[Dataset items]
----

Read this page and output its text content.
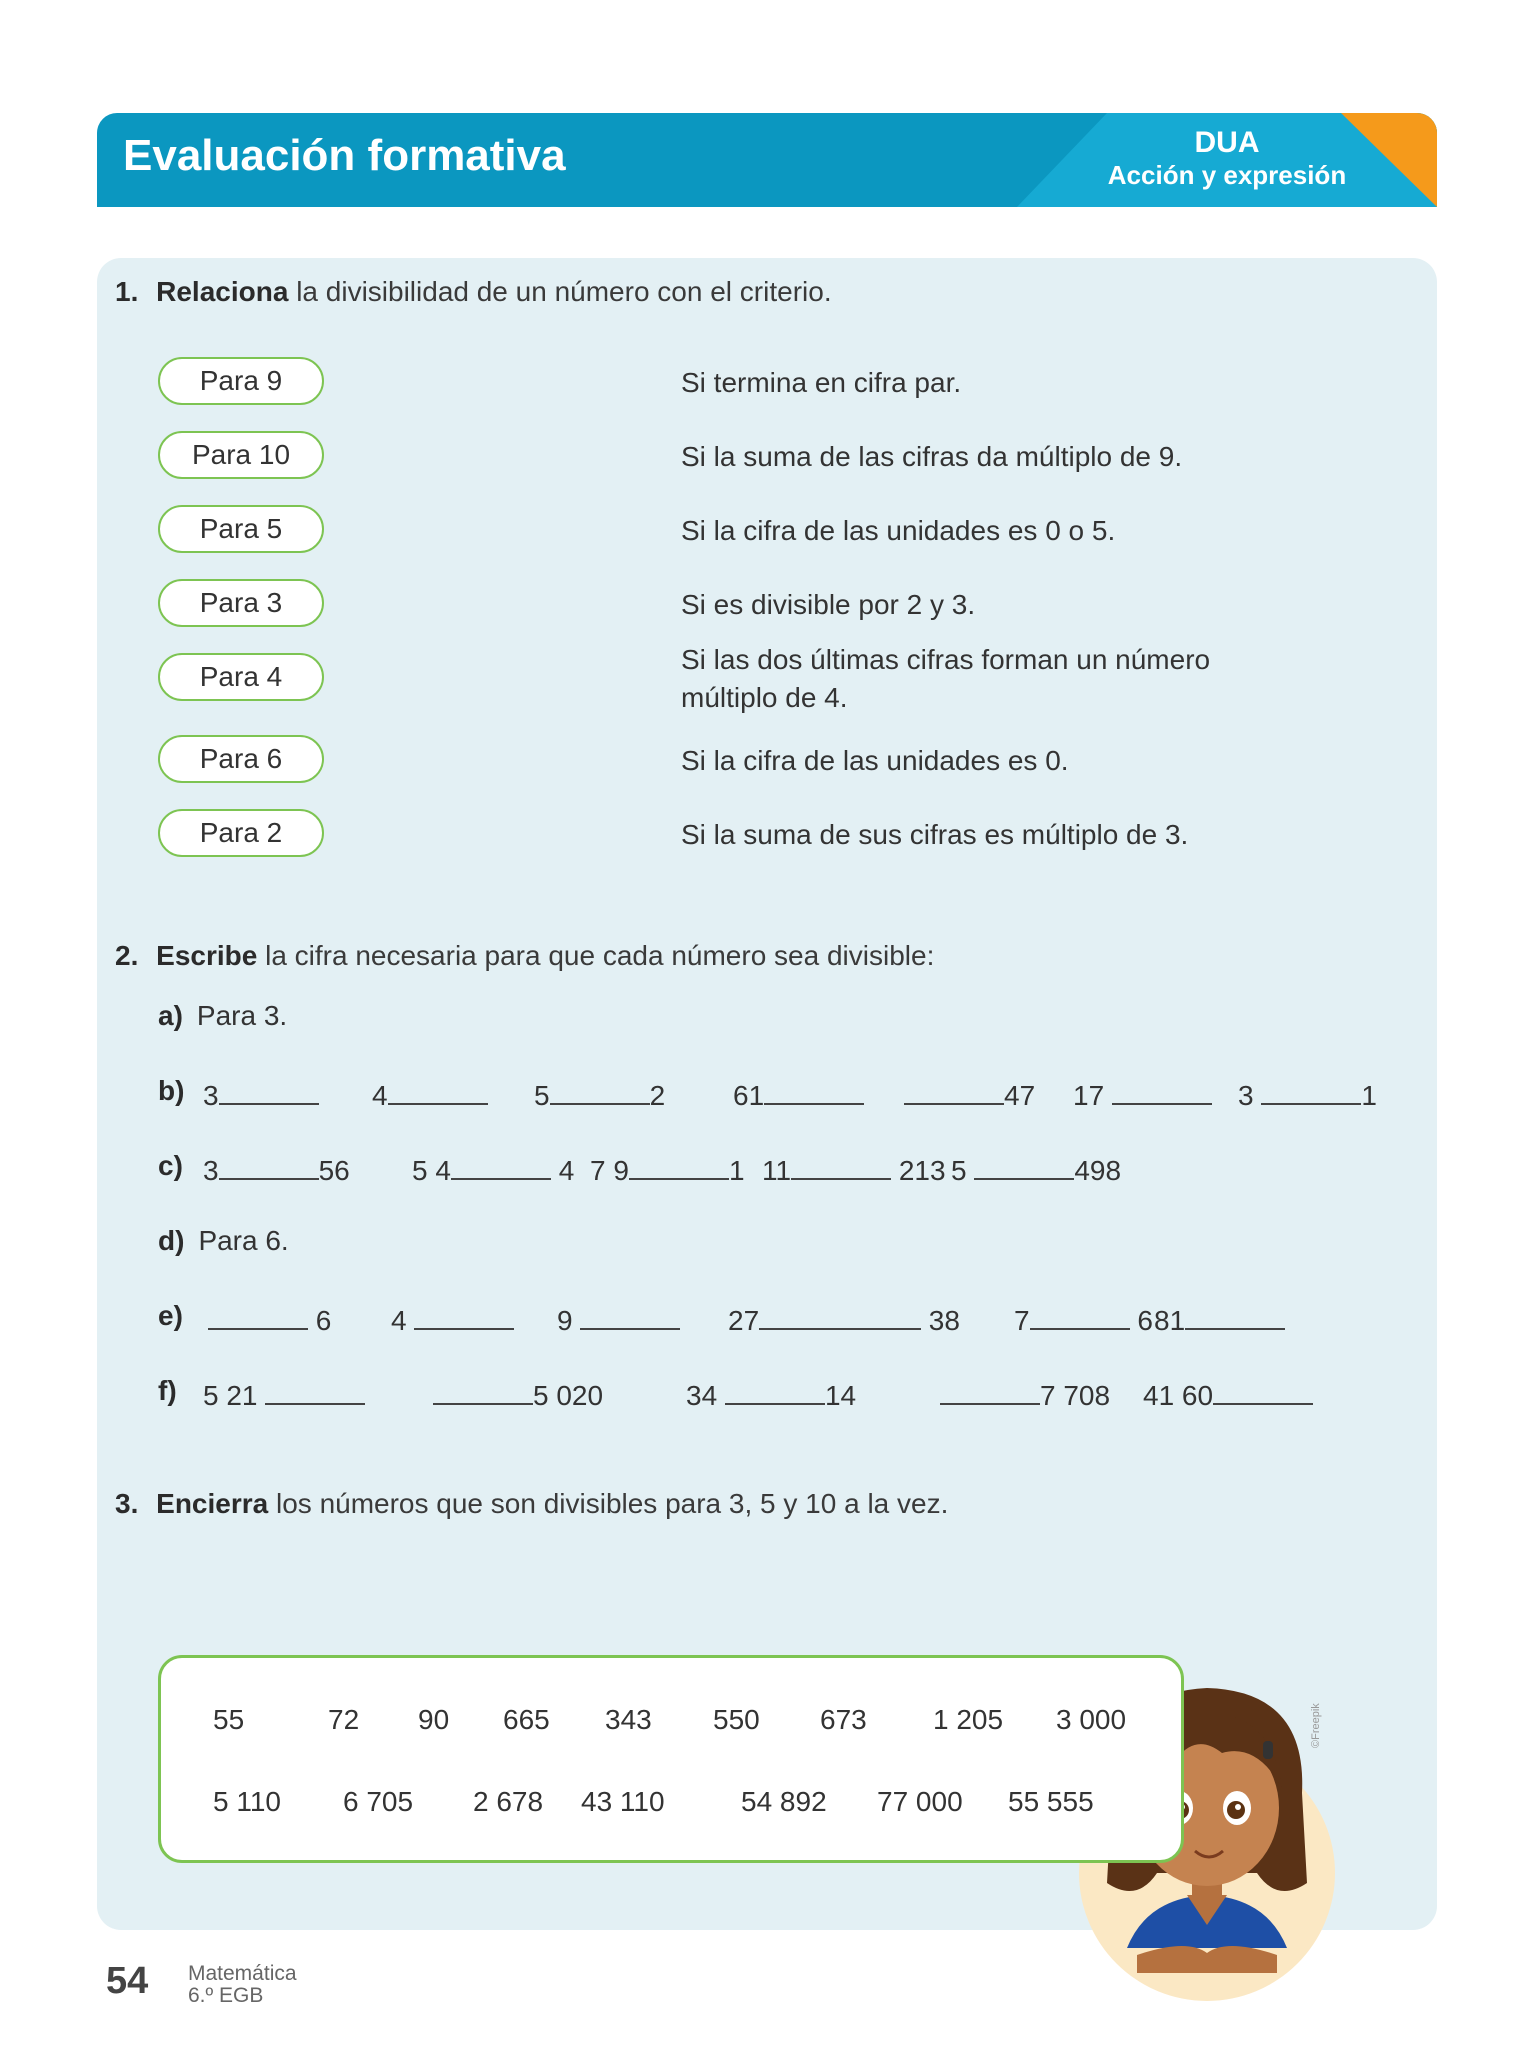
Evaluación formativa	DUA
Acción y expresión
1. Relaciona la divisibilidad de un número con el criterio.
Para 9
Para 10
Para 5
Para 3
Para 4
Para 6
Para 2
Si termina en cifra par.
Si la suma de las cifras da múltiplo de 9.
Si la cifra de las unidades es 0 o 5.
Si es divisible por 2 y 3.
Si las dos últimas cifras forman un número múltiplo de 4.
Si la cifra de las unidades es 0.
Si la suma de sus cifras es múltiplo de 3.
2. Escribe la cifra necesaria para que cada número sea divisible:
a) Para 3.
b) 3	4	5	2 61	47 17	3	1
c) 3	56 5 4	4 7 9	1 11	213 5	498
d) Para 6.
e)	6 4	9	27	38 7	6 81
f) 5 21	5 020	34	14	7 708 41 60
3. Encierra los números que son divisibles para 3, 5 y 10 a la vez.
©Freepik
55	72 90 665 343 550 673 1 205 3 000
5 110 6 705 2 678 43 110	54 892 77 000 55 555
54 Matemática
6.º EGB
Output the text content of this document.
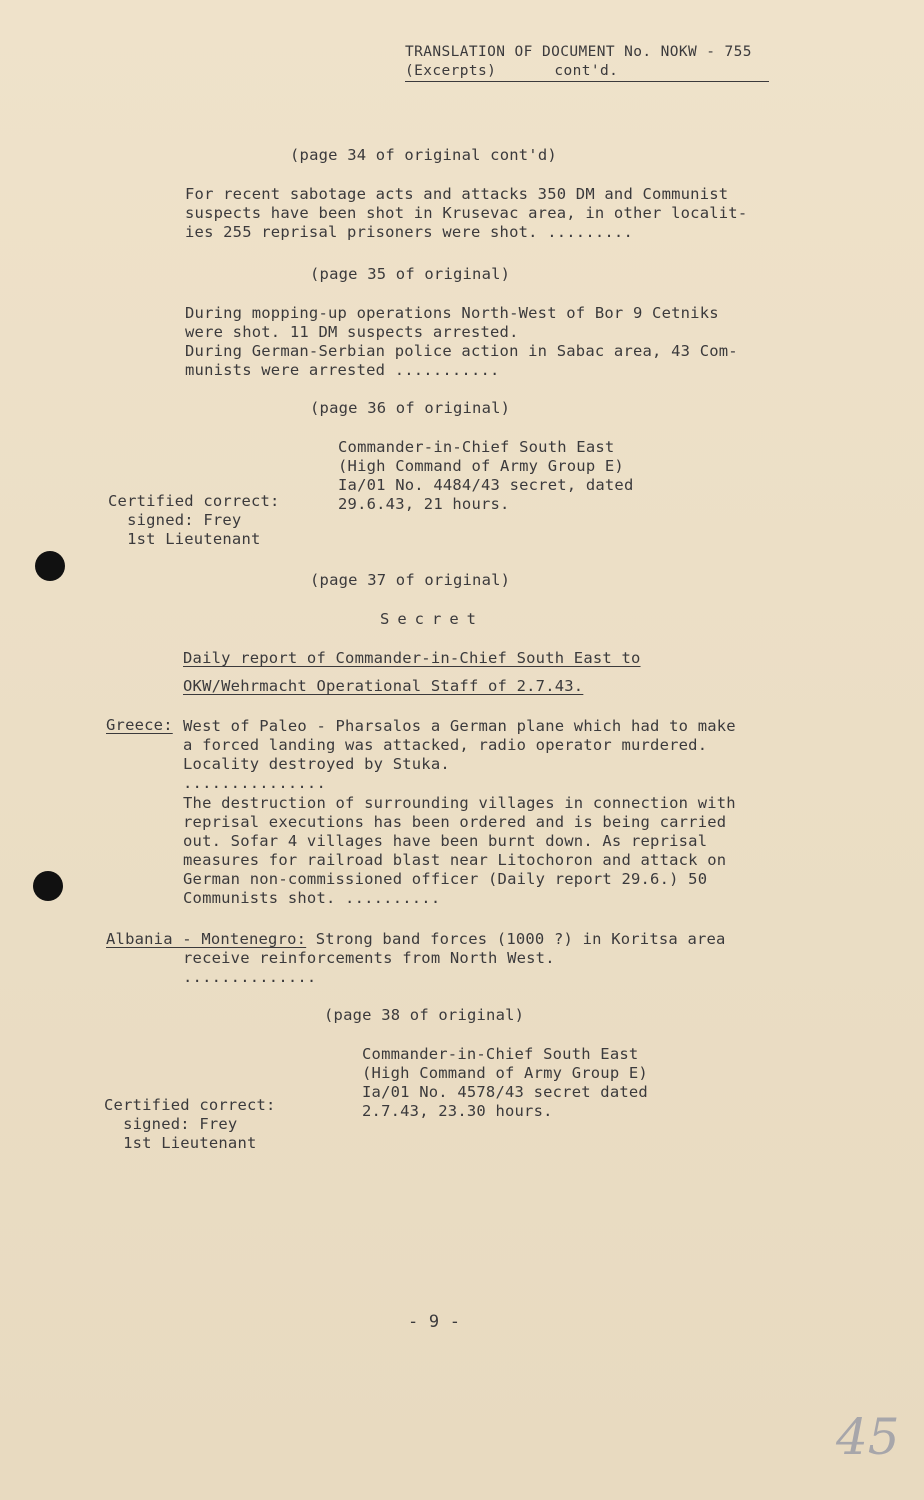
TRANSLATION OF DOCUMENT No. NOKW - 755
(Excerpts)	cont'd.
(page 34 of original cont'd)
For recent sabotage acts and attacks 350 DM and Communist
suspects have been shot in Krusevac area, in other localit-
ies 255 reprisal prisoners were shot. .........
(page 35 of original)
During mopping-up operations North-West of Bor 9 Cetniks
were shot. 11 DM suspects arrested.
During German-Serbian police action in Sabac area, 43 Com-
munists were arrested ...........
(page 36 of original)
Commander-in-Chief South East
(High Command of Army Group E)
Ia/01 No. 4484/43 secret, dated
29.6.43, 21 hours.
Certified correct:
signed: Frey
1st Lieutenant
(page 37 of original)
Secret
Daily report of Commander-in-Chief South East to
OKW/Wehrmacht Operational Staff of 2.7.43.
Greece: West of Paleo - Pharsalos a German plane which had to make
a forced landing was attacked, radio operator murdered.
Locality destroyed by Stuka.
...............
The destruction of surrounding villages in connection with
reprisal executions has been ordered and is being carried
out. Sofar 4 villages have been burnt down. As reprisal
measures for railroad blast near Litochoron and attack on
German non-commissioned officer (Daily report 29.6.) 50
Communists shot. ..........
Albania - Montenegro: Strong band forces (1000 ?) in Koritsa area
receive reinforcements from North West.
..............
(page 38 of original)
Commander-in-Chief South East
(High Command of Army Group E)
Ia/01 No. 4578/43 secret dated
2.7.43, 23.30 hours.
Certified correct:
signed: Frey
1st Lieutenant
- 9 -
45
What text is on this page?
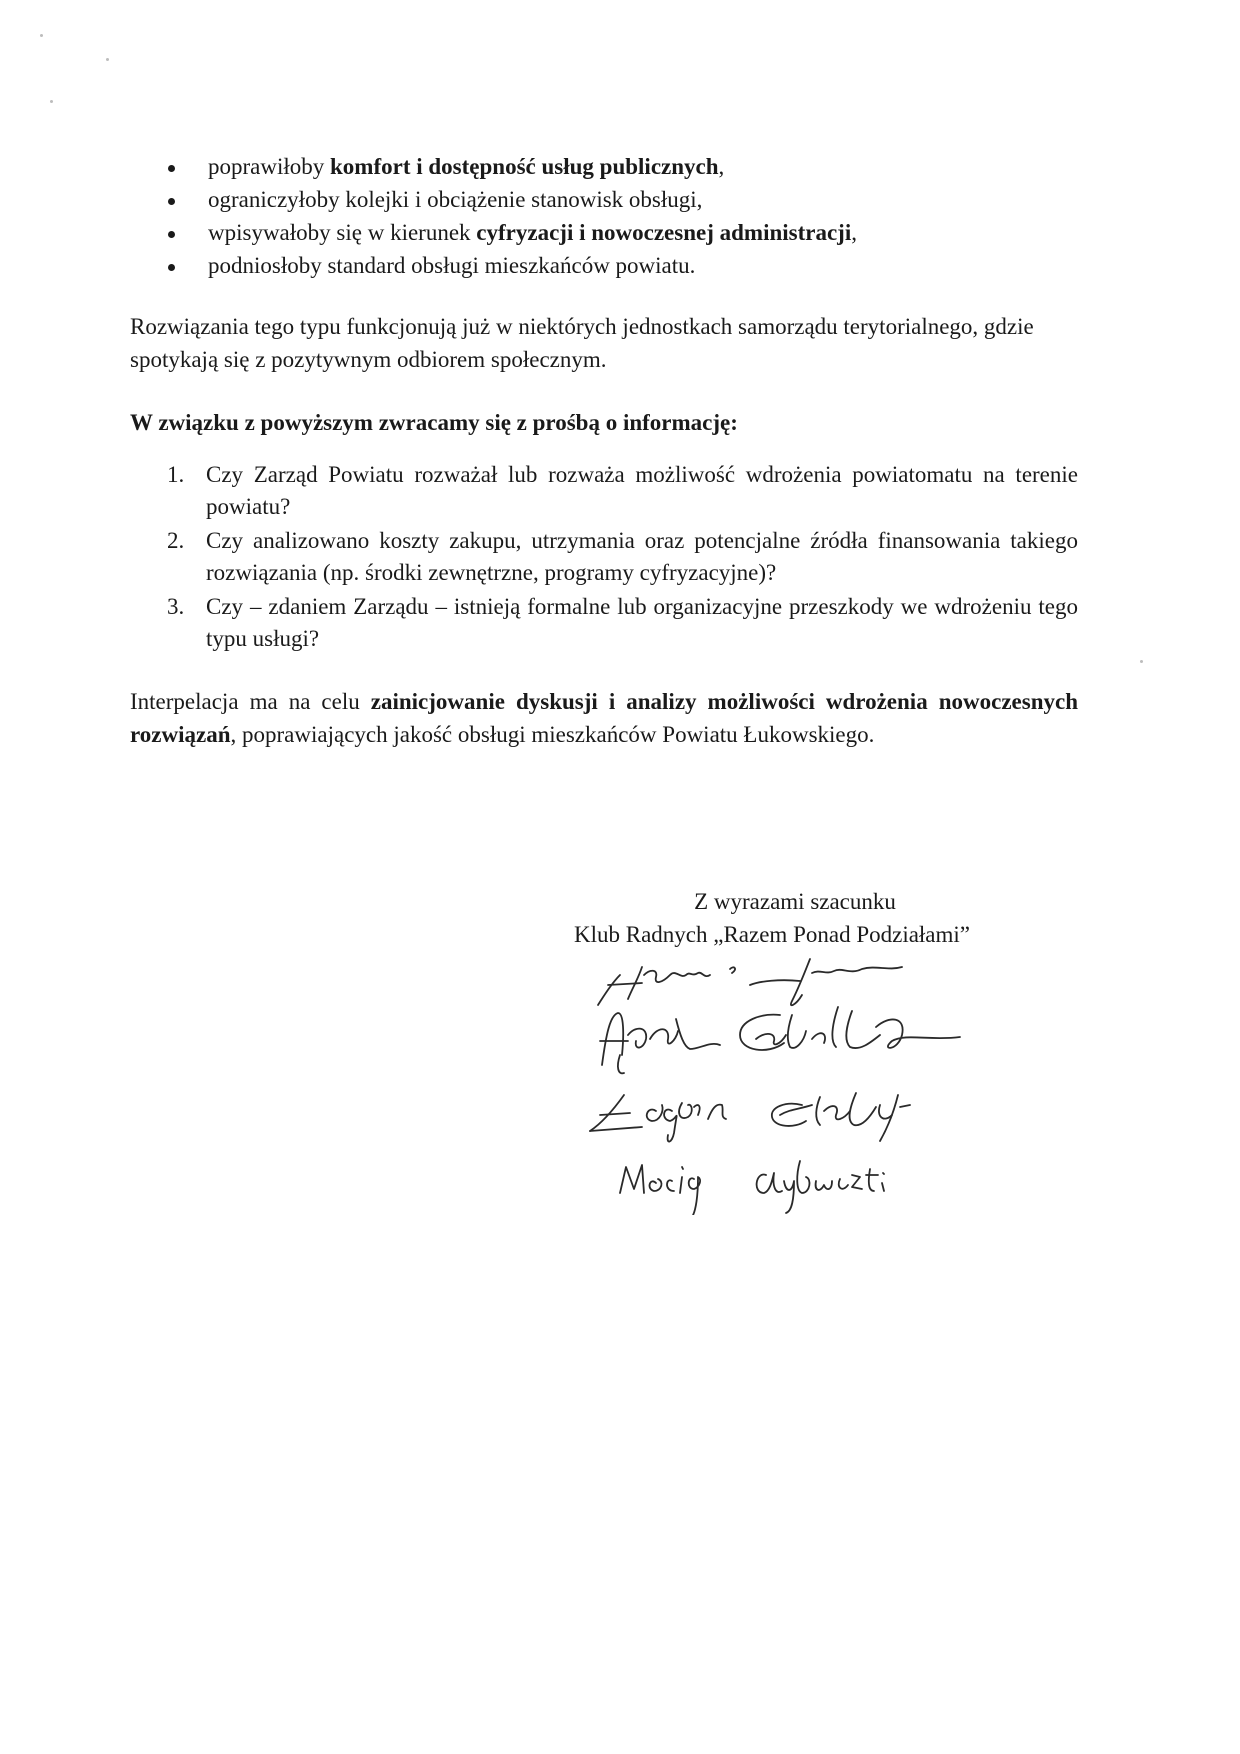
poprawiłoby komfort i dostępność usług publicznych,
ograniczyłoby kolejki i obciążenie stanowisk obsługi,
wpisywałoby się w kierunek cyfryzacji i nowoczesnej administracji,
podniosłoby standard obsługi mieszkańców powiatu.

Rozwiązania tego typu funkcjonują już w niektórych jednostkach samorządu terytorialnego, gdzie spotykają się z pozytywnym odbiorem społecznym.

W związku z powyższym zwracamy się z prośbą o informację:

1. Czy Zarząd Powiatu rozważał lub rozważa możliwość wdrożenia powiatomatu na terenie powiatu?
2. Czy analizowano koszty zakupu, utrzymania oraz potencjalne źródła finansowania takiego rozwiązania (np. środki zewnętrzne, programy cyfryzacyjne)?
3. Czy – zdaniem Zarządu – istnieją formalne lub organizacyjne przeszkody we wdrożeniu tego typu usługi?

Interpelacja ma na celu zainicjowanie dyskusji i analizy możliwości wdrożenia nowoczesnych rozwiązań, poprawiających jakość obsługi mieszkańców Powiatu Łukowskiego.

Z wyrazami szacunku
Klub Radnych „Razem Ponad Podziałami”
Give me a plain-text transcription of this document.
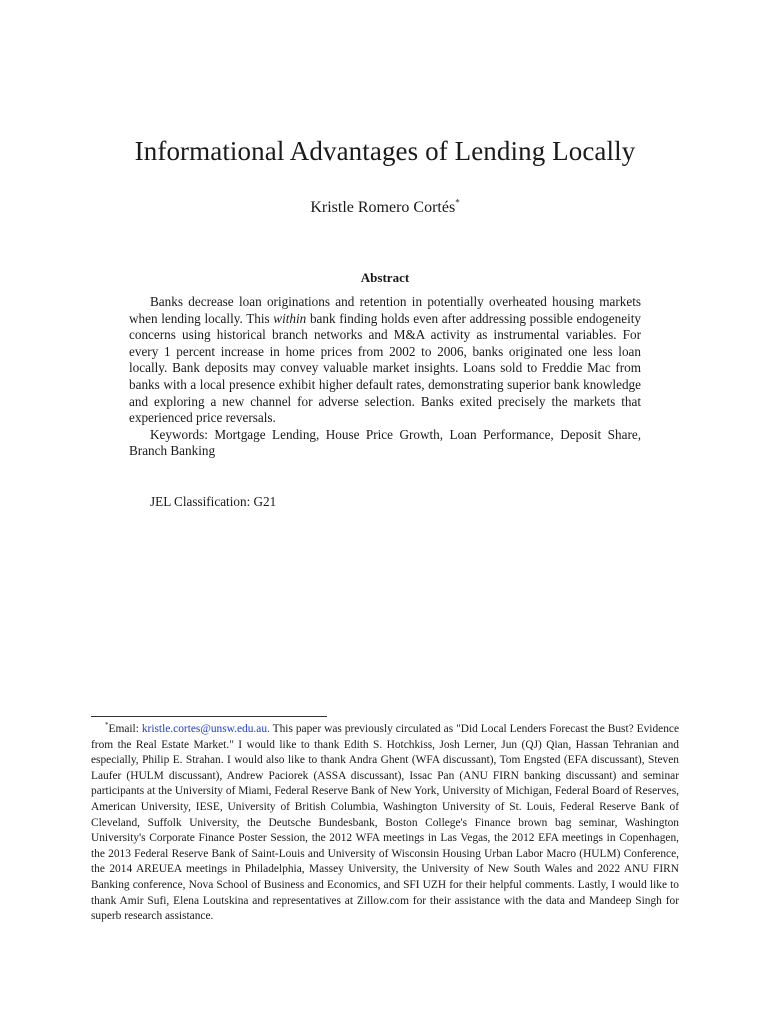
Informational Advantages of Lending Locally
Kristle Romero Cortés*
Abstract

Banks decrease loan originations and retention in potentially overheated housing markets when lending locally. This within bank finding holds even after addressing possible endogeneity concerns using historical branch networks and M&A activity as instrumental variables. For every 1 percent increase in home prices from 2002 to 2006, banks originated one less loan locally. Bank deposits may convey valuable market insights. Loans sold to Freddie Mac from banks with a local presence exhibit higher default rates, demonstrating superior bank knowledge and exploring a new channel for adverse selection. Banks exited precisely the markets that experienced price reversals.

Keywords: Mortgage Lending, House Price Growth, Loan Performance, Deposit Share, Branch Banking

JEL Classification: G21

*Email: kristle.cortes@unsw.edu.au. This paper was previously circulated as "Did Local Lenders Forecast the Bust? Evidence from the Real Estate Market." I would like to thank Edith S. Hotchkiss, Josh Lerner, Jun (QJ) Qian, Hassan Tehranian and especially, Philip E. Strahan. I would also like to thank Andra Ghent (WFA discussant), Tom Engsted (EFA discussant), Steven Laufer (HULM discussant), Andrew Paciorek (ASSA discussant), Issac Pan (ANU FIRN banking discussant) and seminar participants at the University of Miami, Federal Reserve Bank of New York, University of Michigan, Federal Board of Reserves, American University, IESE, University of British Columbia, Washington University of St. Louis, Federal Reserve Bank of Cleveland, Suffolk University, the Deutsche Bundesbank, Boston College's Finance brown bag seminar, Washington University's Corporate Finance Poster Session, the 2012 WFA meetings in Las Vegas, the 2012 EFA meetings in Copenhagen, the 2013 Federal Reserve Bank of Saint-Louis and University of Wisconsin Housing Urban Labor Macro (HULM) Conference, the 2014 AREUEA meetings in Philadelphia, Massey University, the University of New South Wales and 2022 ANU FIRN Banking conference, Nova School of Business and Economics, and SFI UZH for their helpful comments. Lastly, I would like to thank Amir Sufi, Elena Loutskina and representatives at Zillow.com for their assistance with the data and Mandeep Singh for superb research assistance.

----

=== Problem requirements ===
Locate each line containing the string "North" and show it.

=== Task output ===
During mopping-up operations North-West of Bor 9 Cetniks
receive reinforcements from North West.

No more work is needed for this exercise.